GOAL OF THE EXERCISE:
Print the data that follows exactly.

SUPPLIED RECORDS:
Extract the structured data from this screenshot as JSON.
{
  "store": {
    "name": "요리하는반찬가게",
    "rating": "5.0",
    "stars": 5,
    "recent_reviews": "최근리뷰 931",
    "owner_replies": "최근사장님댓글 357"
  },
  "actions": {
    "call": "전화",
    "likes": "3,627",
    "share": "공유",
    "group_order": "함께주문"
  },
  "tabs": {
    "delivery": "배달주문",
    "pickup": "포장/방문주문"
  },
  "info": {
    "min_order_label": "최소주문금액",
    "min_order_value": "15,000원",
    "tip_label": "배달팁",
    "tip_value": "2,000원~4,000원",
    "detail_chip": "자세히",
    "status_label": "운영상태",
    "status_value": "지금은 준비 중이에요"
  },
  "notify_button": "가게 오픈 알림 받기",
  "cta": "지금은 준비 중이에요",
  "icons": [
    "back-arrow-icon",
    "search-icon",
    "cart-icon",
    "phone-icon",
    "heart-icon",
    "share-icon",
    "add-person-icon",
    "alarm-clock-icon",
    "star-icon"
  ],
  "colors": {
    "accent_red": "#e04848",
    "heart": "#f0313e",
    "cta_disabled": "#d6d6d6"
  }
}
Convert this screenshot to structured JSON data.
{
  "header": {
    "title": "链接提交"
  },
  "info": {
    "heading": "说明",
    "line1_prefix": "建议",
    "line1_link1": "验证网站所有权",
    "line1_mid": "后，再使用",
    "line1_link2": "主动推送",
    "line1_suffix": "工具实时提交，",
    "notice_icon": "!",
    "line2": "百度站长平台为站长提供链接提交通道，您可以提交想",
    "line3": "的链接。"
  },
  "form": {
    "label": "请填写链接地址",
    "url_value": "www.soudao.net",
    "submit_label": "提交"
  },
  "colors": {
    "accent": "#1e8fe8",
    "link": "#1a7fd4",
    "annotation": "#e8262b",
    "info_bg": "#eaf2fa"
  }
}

SOLUTION TO THIS PROBLEM:
Extract the structured data from this screenshot as JSON.
{
  "store": {
    "name": "요리하는반찬가게",
    "rating": "5.0",
    "stars": 5,
    "recent_reviews": "최근리뷰 931",
    "owner_replies": "최근사장님댓글 357"
  },
  "actions": {
    "call": "전화",
    "likes": "3,627",
    "share": "공유",
    "group_order": "함께주문"
  },
  "tabs": {
    "delivery": "배달주문",
    "pickup": "포장/방문주문"
  },
  "info": {
    "min_order_label": "최소주문금액",
    "min_order_value": "15,000원",
    "tip_label": "배달팁",
    "tip_value": "2,000원~4,000원",
    "detail_chip": "자세히",
    "status_label": "운영상태",
    "status_value": "지금은 준비 중이에요"
  },
  "notify_button": "가게 오픈 알림 받기",
  "cta": "지금은 준비 중이에요",
  "icons": [
    "back-arrow-icon",
    "search-icon",
    "cart-icon",
    "phone-icon",
    "heart-icon",
    "share-icon",
    "add-person-icon",
    "alarm-clock-icon",
    "star-icon"
  ],
  "colors": {
    "accent_red": "#e04848",
    "heart": "#f0313e",
    "cta_disabled": "#d6d6d6"
  }
}
Convert this screenshot to structured JSON data.
{
  "header": {
    "title": "链接提交"
  },
  "info": {
    "heading": "说明",
    "line1_prefix": "建议",
    "line1_link1": "验证网站所有权",
    "line1_mid": "后，再使用",
    "line1_link2": "主动推送",
    "line1_suffix": "工具实时提交，",
    "notice_icon": "!",
    "line2": "百度站长平台为站长提供链接提交通道，您可以提交想",
    "line3": "的链接。"
  },
  "form": {
    "label": "请填写链接地址",
    "url_value": "www.soudao.net",
    "submit_label": "提交"
  },
  "colors": {
    "accent": "#1e8fe8",
    "link": "#1a7fd4",
    "annotation": "#e8262b",
    "info_bg": "#eaf2fa"
  }
}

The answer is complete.